▶ [Exercise task]:
Tally every line of the material that includes "Gold", then give the tally and nothing else.

▶ [Exercise material]:
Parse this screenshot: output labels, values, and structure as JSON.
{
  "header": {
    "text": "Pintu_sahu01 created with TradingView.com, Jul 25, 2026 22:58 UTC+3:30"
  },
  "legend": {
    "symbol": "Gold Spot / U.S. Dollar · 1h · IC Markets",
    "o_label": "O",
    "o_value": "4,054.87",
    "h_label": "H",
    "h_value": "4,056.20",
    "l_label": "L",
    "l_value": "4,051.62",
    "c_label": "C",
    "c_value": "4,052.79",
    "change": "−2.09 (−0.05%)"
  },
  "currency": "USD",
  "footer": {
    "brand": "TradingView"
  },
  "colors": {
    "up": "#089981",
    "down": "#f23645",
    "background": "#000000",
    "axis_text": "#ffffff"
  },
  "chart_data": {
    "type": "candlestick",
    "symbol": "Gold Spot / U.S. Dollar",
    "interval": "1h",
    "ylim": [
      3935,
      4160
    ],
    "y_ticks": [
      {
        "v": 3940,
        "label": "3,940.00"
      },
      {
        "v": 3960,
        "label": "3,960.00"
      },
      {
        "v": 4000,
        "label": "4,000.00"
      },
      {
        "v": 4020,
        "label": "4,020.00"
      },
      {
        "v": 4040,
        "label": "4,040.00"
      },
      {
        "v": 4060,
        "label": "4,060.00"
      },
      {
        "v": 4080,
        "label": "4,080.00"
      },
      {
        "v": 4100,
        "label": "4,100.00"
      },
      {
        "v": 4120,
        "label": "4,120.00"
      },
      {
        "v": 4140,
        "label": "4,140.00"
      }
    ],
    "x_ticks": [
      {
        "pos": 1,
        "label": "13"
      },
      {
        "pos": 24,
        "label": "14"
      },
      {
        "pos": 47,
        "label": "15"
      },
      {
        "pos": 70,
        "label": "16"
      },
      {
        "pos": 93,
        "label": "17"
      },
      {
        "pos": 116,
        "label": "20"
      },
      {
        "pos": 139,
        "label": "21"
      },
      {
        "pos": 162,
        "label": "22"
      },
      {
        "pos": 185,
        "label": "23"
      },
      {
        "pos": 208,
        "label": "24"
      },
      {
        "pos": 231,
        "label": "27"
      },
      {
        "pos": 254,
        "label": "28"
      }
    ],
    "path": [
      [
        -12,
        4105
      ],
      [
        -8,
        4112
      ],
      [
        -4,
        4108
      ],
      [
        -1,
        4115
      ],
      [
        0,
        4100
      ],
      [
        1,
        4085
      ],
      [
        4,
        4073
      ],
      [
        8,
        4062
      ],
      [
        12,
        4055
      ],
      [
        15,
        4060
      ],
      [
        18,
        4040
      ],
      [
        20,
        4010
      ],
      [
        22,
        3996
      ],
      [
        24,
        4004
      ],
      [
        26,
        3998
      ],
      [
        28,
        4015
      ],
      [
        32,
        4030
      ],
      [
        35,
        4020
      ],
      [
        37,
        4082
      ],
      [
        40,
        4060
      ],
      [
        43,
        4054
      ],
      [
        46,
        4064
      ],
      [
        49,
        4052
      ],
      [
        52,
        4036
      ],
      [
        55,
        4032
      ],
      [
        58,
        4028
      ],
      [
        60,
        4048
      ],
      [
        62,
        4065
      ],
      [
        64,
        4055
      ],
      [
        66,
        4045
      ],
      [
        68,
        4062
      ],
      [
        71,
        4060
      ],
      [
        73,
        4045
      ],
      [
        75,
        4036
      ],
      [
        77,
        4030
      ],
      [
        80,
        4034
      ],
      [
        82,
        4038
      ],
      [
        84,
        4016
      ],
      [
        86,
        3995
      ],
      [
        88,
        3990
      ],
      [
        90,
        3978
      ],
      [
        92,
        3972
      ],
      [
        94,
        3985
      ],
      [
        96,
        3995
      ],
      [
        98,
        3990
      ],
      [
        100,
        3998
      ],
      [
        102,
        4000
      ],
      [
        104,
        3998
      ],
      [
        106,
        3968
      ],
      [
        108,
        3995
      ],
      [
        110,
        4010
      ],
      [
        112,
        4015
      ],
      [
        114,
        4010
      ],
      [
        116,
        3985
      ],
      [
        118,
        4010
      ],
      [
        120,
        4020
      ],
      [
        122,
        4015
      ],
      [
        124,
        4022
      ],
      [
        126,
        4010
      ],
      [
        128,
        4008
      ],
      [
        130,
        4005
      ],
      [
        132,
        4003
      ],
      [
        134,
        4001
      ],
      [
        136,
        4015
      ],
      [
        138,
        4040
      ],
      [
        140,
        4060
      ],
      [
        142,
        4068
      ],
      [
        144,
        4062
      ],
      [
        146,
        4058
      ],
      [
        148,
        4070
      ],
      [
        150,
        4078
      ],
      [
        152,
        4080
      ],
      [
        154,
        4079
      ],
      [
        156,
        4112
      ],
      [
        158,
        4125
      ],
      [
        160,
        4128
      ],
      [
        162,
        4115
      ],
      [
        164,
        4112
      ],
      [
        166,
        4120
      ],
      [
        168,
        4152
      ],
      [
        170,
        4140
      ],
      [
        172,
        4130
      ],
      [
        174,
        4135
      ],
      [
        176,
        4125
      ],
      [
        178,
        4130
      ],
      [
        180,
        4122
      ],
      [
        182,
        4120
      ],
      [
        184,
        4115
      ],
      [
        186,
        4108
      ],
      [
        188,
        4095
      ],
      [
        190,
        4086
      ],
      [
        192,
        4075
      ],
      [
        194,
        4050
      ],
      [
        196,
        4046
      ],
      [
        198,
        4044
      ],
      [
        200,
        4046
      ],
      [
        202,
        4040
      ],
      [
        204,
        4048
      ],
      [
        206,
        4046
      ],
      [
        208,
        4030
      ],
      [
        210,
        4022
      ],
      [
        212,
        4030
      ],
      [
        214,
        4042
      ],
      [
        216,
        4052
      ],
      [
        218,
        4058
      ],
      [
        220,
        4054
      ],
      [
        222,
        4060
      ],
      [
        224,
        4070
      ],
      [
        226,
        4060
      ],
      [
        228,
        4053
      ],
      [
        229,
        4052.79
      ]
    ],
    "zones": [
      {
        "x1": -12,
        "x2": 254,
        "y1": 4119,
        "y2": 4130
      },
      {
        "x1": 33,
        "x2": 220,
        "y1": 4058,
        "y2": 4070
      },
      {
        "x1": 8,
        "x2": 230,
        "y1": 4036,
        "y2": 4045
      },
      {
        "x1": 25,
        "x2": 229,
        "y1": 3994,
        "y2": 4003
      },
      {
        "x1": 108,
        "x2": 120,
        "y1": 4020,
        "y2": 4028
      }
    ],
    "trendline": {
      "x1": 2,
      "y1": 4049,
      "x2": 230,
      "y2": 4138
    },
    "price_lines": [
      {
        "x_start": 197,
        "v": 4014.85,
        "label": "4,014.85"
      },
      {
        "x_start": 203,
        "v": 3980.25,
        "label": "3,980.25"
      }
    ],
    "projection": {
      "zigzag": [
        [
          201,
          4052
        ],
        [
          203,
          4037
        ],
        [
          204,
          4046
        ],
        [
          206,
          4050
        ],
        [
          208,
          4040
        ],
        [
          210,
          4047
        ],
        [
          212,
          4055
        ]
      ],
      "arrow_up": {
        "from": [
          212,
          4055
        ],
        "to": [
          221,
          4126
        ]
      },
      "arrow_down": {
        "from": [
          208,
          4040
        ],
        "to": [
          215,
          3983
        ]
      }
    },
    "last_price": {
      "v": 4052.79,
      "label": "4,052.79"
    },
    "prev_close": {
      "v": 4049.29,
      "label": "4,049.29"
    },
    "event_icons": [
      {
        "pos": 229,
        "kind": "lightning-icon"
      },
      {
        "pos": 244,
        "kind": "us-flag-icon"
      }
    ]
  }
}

▶ [Task answer]:
2